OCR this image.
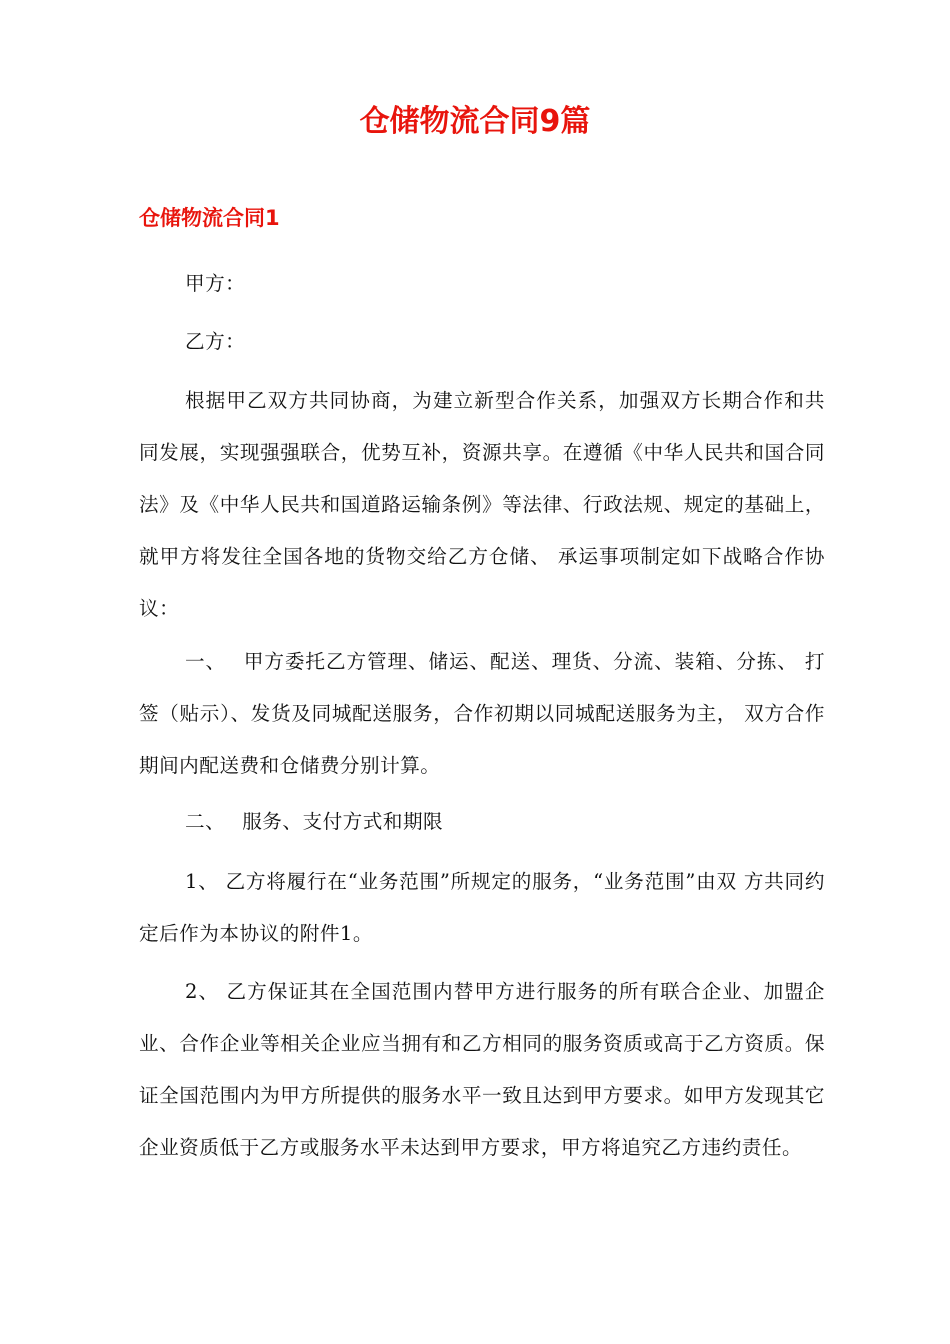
仓储物流合同9篇
仓储物流合同1

甲方：

乙方：

根据甲乙双方共同协商，为建立新型合作关系，加强双方长期合作和共同发展，实现强强联合，优势互补，资源共享。在遵循《中华人民共和国合同法》及《中华人民共和国道路运输条例》等法律、行政法规、规定的基础上，就甲方将发往全国各地的货物交给乙方仓储、 承运事项制定如下战略合作协议：

一、　 甲方委托乙方管理、储运、配送、理货、分流、装箱、分拣、 打签（贴示）、发货及同城配送服务，合作初期以同城配送服务为主， 双方合作期间内配送费和仓储费分别计算。

二、　 服务、支付方式和期限

1、 乙方将履行在“业务范围”所规定的服务，“业务范围”由双 方共同约定后作为本协议的附件1。

2、 乙方保证其在全国范围内替甲方进行服务的所有联合企业、加盟企业、合作企业等相关企业应当拥有和乙方相同的服务资质或高于乙方资质。保证全国范围内为甲方所提供的服务水平一致且达到甲方要求。如甲方发现其它企业资质低于乙方或服务水平未达到甲方要求，甲方将追究乙方违约责任。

Problem details
Repeat the lines above exactly, and keep every picture out.

Written answer
OCR this image.
仓储物流合同9篇
仓储物流合同1

甲方：

乙方：

根据甲乙双方共同协商，为建立新型合作关系，加强双方长期合作和共同发展，实现强强联合，优势互补，资源共享。在遵循《中华人民共和国合同法》及《中华人民共和国道路运输条例》等法律、行政法规、规定的基础上，就甲方将发往全国各地的货物交给乙方仓储、 承运事项制定如下战略合作协议：

一、　 甲方委托乙方管理、储运、配送、理货、分流、装箱、分拣、 打签（贴示）、发货及同城配送服务，合作初期以同城配送服务为主， 双方合作期间内配送费和仓储费分别计算。

二、　 服务、支付方式和期限

1、 乙方将履行在“业务范围”所规定的服务，“业务范围”由双 方共同约定后作为本协议的附件1。

2、 乙方保证其在全国范围内替甲方进行服务的所有联合企业、加盟企业、合作企业等相关企业应当拥有和乙方相同的服务资质或高于乙方资质。保证全国范围内为甲方所提供的服务水平一致且达到甲方要求。如甲方发现其它企业资质低于乙方或服务水平未达到甲方要求，甲方将追究乙方违约责任。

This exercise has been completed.